» **WORK ORDER**: Each line of the listing that contains "example" should be found and copied.

» **DATA PROVIDED**:
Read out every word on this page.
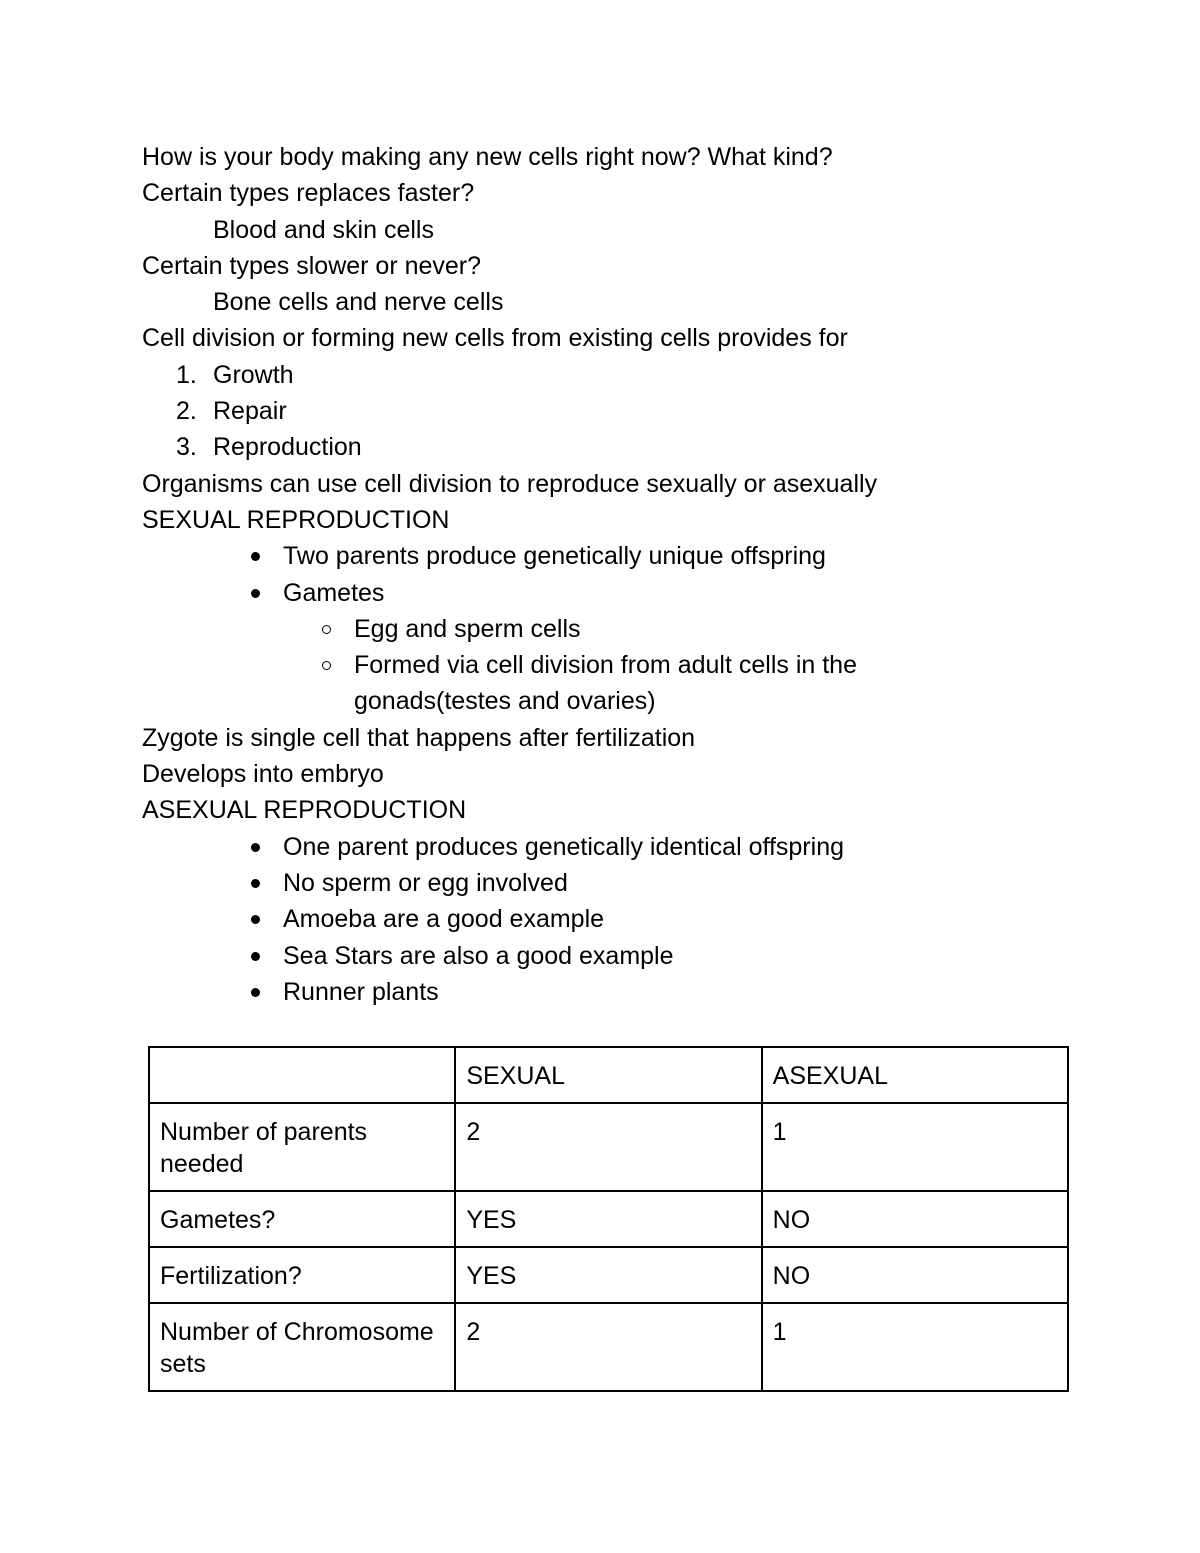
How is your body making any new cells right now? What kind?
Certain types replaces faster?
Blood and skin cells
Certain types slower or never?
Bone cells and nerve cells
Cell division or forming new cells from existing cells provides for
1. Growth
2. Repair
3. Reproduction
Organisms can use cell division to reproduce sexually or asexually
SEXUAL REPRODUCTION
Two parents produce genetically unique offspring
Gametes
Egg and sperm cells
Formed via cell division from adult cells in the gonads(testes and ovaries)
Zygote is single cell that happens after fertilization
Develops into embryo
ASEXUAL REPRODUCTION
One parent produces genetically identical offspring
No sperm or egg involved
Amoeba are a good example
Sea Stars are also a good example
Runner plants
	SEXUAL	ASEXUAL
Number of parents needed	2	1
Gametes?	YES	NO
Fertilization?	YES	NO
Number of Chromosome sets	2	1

==

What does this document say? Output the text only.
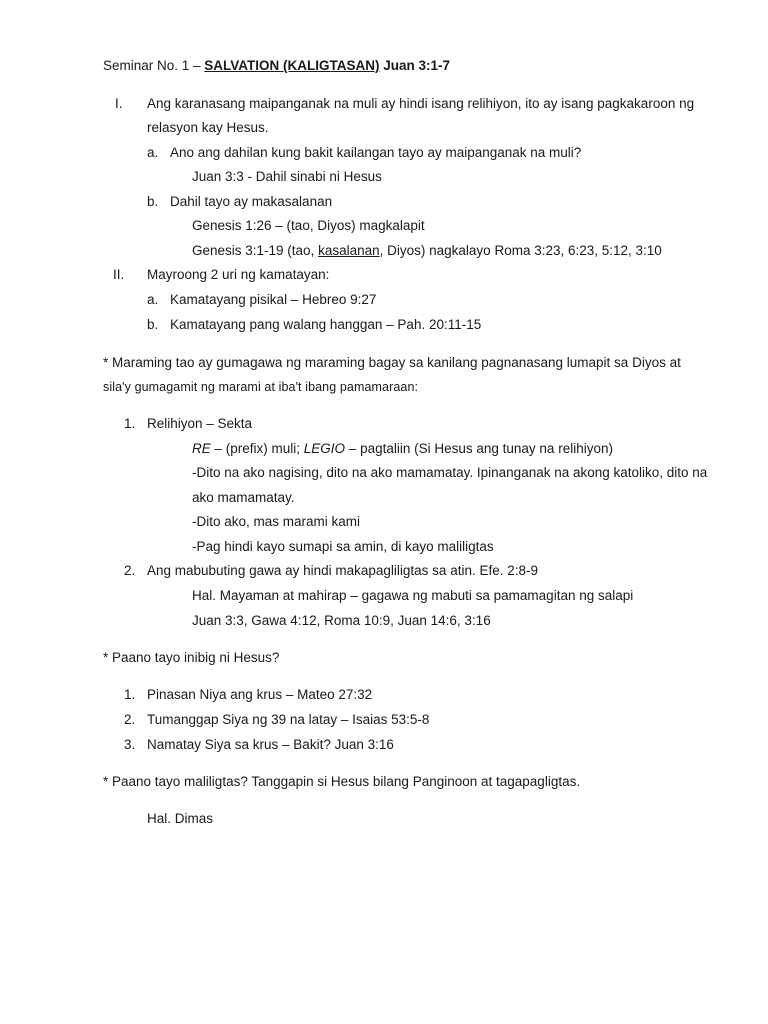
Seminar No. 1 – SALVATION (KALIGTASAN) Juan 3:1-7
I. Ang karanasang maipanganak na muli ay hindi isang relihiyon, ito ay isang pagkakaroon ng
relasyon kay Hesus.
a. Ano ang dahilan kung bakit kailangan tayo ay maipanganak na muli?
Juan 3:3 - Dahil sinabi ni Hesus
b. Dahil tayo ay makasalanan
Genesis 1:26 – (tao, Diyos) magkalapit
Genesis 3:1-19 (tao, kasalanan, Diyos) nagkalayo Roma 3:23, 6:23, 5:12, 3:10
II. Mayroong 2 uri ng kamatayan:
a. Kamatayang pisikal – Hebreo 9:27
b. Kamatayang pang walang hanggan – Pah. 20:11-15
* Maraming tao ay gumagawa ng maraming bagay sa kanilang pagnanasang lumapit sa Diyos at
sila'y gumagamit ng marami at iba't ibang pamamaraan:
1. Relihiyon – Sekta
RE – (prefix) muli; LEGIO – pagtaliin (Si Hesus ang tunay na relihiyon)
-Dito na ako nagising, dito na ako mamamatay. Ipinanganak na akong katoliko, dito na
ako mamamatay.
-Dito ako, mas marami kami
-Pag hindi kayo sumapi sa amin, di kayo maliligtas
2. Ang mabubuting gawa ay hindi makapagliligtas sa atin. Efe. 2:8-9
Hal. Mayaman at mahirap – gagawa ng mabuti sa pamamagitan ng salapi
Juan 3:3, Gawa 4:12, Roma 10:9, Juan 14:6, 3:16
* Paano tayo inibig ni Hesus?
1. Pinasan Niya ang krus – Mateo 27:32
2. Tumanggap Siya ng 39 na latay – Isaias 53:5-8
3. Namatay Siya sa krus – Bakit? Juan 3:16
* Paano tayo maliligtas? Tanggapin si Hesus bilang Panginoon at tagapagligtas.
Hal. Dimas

» **PROBLEM SOLUTION**:
Amoeba are a good example
Sea Stars are also a good example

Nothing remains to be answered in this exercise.